What you need to do:
Write out the whole listing word for word.

Task material:
********************
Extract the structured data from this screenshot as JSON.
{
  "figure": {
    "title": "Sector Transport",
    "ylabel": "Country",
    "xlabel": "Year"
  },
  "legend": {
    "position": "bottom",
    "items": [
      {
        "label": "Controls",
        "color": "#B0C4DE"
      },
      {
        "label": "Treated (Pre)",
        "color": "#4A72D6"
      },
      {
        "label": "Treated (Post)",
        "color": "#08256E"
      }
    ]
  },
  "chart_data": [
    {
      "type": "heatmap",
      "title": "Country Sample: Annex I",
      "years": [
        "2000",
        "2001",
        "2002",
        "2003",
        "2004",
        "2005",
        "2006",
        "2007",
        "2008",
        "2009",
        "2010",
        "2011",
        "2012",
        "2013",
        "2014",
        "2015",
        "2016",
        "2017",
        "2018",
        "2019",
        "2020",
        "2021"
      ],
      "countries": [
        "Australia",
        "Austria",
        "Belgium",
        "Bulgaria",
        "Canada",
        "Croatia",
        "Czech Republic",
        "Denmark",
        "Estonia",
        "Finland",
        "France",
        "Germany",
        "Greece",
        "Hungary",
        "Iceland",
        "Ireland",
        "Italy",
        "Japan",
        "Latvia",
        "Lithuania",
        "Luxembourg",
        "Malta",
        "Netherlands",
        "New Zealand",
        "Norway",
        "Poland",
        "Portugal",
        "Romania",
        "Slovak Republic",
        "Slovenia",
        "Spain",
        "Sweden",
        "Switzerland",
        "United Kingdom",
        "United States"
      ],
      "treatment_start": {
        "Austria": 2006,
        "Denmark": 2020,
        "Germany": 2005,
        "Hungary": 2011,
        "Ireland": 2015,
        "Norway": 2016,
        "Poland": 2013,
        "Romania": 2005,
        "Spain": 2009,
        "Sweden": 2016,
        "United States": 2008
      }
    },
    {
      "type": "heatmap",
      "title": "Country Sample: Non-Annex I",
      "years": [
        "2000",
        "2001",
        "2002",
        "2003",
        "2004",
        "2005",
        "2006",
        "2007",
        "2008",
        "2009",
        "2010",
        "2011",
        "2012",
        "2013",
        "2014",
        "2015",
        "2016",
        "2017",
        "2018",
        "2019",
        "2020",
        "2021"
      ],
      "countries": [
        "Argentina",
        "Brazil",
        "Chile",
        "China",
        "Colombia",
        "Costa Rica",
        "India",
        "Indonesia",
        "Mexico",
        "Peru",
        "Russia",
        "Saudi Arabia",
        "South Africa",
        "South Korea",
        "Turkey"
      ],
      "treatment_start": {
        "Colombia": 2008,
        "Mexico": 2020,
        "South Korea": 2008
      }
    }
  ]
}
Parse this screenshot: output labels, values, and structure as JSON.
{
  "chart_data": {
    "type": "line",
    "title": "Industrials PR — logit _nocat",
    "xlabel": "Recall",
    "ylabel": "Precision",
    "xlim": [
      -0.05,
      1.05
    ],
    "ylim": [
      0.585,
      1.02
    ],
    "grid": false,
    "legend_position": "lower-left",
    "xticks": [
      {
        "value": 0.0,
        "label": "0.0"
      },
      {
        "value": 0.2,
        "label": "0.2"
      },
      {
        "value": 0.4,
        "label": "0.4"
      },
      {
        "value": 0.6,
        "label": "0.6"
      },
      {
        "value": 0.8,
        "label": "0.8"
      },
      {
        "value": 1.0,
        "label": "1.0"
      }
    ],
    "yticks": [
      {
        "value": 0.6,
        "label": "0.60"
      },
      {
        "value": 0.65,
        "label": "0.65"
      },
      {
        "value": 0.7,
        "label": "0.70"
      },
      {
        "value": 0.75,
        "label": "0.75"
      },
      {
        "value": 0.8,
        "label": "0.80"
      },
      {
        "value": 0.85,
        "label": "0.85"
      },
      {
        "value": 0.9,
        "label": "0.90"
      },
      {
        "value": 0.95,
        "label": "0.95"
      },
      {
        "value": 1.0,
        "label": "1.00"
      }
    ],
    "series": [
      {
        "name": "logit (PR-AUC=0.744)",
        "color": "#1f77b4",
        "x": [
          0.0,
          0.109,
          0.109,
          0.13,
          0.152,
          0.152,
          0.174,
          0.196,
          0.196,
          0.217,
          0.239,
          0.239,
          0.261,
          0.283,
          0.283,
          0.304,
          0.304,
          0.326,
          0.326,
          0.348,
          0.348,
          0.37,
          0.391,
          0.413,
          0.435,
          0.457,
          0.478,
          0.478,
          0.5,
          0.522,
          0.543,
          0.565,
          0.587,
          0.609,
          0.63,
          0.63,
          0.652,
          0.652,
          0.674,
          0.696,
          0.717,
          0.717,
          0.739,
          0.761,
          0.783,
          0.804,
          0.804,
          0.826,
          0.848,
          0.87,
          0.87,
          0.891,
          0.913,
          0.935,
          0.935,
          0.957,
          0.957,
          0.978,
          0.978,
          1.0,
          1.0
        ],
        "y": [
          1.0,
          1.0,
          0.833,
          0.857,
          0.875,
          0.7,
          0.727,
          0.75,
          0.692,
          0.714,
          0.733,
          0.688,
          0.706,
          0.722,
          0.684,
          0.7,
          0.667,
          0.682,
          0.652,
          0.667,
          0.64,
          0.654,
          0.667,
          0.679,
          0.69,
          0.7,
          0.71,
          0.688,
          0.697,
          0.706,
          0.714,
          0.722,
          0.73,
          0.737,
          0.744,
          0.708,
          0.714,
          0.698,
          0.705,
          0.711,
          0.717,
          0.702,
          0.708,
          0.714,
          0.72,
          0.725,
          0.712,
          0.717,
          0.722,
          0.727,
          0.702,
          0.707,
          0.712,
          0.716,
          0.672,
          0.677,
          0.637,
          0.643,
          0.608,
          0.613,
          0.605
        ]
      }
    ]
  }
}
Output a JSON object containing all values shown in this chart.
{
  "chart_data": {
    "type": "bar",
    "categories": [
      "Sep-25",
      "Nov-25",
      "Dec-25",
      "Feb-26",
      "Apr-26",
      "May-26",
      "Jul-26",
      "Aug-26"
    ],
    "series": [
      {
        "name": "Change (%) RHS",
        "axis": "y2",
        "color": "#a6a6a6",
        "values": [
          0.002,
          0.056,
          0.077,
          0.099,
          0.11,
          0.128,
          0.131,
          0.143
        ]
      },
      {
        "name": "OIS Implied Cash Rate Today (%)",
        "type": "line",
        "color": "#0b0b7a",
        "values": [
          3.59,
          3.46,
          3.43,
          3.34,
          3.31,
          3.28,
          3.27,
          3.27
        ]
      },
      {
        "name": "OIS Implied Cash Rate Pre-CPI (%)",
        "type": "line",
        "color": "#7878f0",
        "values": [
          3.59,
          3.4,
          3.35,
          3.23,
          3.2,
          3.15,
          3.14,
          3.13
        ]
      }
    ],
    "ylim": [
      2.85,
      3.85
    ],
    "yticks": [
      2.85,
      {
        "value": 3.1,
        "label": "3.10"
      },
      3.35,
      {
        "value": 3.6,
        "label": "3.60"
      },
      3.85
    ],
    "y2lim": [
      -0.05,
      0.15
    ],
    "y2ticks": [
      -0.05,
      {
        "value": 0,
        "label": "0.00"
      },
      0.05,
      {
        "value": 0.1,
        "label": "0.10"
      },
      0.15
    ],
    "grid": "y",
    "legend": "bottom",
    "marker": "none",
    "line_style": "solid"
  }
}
********************
Result below:
Extract the structured data from this screenshot as JSON.
{
  "figure": {
    "title": "Sector Transport",
    "ylabel": "Country",
    "xlabel": "Year"
  },
  "legend": {
    "position": "bottom",
    "items": [
      {
        "label": "Controls",
        "color": "#B0C4DE"
      },
      {
        "label": "Treated (Pre)",
        "color": "#4A72D6"
      },
      {
        "label": "Treated (Post)",
        "color": "#08256E"
      }
    ]
  },
  "chart_data": [
    {
      "type": "heatmap",
      "title": "Country Sample: Annex I",
      "years": [
        "2000",
        "2001",
        "2002",
        "2003",
        "2004",
        "2005",
        "2006",
        "2007",
        "2008",
        "2009",
        "2010",
        "2011",
        "2012",
        "2013",
        "2014",
        "2015",
        "2016",
        "2017",
        "2018",
        "2019",
        "2020",
        "2021"
      ],
      "countries": [
        "Australia",
        "Austria",
        "Belgium",
        "Bulgaria",
        "Canada",
        "Croatia",
        "Czech Republic",
        "Denmark",
        "Estonia",
        "Finland",
        "France",
        "Germany",
        "Greece",
        "Hungary",
        "Iceland",
        "Ireland",
        "Italy",
        "Japan",
        "Latvia",
        "Lithuania",
        "Luxembourg",
        "Malta",
        "Netherlands",
        "New Zealand",
        "Norway",
        "Poland",
        "Portugal",
        "Romania",
        "Slovak Republic",
        "Slovenia",
        "Spain",
        "Sweden",
        "Switzerland",
        "United Kingdom",
        "United States"
      ],
      "treatment_start": {
        "Austria": 2006,
        "Denmark": 2020,
        "Germany": 2005,
        "Hungary": 2011,
        "Ireland": 2015,
        "Norway": 2016,
        "Poland": 2013,
        "Romania": 2005,
        "Spain": 2009,
        "Sweden": 2016,
        "United States": 2008
      }
    },
    {
      "type": "heatmap",
      "title": "Country Sample: Non-Annex I",
      "years": [
        "2000",
        "2001",
        "2002",
        "2003",
        "2004",
        "2005",
        "2006",
        "2007",
        "2008",
        "2009",
        "2010",
        "2011",
        "2012",
        "2013",
        "2014",
        "2015",
        "2016",
        "2017",
        "2018",
        "2019",
        "2020",
        "2021"
      ],
      "countries": [
        "Argentina",
        "Brazil",
        "Chile",
        "China",
        "Colombia",
        "Costa Rica",
        "India",
        "Indonesia",
        "Mexico",
        "Peru",
        "Russia",
        "Saudi Arabia",
        "South Africa",
        "South Korea",
        "Turkey"
      ],
      "treatment_start": {
        "Colombia": 2008,
        "Mexico": 2020,
        "South Korea": 2008
      }
    }
  ]
}
Parse this screenshot: output labels, values, and structure as JSON.
{
  "chart_data": {
    "type": "line",
    "title": "Industrials PR — logit _nocat",
    "xlabel": "Recall",
    "ylabel": "Precision",
    "xlim": [
      -0.05,
      1.05
    ],
    "ylim": [
      0.585,
      1.02
    ],
    "grid": false,
    "legend_position": "lower-left",
    "xticks": [
      {
        "value": 0.0,
        "label": "0.0"
      },
      {
        "value": 0.2,
        "label": "0.2"
      },
      {
        "value": 0.4,
        "label": "0.4"
      },
      {
        "value": 0.6,
        "label": "0.6"
      },
      {
        "value": 0.8,
        "label": "0.8"
      },
      {
        "value": 1.0,
        "label": "1.0"
      }
    ],
    "yticks": [
      {
        "value": 0.6,
        "label": "0.60"
      },
      {
        "value": 0.65,
        "label": "0.65"
      },
      {
        "value": 0.7,
        "label": "0.70"
      },
      {
        "value": 0.75,
        "label": "0.75"
      },
      {
        "value": 0.8,
        "label": "0.80"
      },
      {
        "value": 0.85,
        "label": "0.85"
      },
      {
        "value": 0.9,
        "label": "0.90"
      },
      {
        "value": 0.95,
        "label": "0.95"
      },
      {
        "value": 1.0,
        "label": "1.00"
      }
    ],
    "series": [
      {
        "name": "logit (PR-AUC=0.744)",
        "color": "#1f77b4",
        "x": [
          0.0,
          0.109,
          0.109,
          0.13,
          0.152,
          0.152,
          0.174,
          0.196,
          0.196,
          0.217,
          0.239,
          0.239,
          0.261,
          0.283,
          0.283,
          0.304,
          0.304,
          0.326,
          0.326,
          0.348,
          0.348,
          0.37,
          0.391,
          0.413,
          0.435,
          0.457,
          0.478,
          0.478,
          0.5,
          0.522,
          0.543,
          0.565,
          0.587,
          0.609,
          0.63,
          0.63,
          0.652,
          0.652,
          0.674,
          0.696,
          0.717,
          0.717,
          0.739,
          0.761,
          0.783,
          0.804,
          0.804,
          0.826,
          0.848,
          0.87,
          0.87,
          0.891,
          0.913,
          0.935,
          0.935,
          0.957,
          0.957,
          0.978,
          0.978,
          1.0,
          1.0
        ],
        "y": [
          1.0,
          1.0,
          0.833,
          0.857,
          0.875,
          0.7,
          0.727,
          0.75,
          0.692,
          0.714,
          0.733,
          0.688,
          0.706,
          0.722,
          0.684,
          0.7,
          0.667,
          0.682,
          0.652,
          0.667,
          0.64,
          0.654,
          0.667,
          0.679,
          0.69,
          0.7,
          0.71,
          0.688,
          0.697,
          0.706,
          0.714,
          0.722,
          0.73,
          0.737,
          0.744,
          0.708,
          0.714,
          0.698,
          0.705,
          0.711,
          0.717,
          0.702,
          0.708,
          0.714,
          0.72,
          0.725,
          0.712,
          0.717,
          0.722,
          0.727,
          0.702,
          0.707,
          0.712,
          0.716,
          0.672,
          0.677,
          0.637,
          0.643,
          0.608,
          0.613,
          0.605
        ]
      }
    ]
  }
}
Output a JSON object containing all values shown in this chart.
{
  "chart_data": {
    "type": "bar",
    "categories": [
      "Sep-25",
      "Nov-25",
      "Dec-25",
      "Feb-26",
      "Apr-26",
      "May-26",
      "Jul-26",
      "Aug-26"
    ],
    "series": [
      {
        "name": "Change (%) RHS",
        "axis": "y2",
        "color": "#a6a6a6",
        "values": [
          0.002,
          0.056,
          0.077,
          0.099,
          0.11,
          0.128,
          0.131,
          0.143
        ]
      },
      {
        "name": "OIS Implied Cash Rate Today (%)",
        "type": "line",
        "color": "#0b0b7a",
        "values": [
          3.59,
          3.46,
          3.43,
          3.34,
          3.31,
          3.28,
          3.27,
          3.27
        ]
      },
      {
        "name": "OIS Implied Cash Rate Pre-CPI (%)",
        "type": "line",
        "color": "#7878f0",
        "values": [
          3.59,
          3.4,
          3.35,
          3.23,
          3.2,
          3.15,
          3.14,
          3.13
        ]
      }
    ],
    "ylim": [
      2.85,
      3.85
    ],
    "yticks": [
      2.85,
      {
        "value": 3.1,
        "label": "3.10"
      },
      3.35,
      {
        "value": 3.6,
        "label": "3.60"
      },
      3.85
    ],
    "y2lim": [
      -0.05,
      0.15
    ],
    "y2ticks": [
      -0.05,
      {
        "value": 0,
        "label": "0.00"
      },
      0.05,
      {
        "value": 0.1,
        "label": "0.10"
      },
      0.15
    ],
    "grid": "y",
    "legend": "bottom",
    "marker": "none",
    "line_style": "solid"
  }
}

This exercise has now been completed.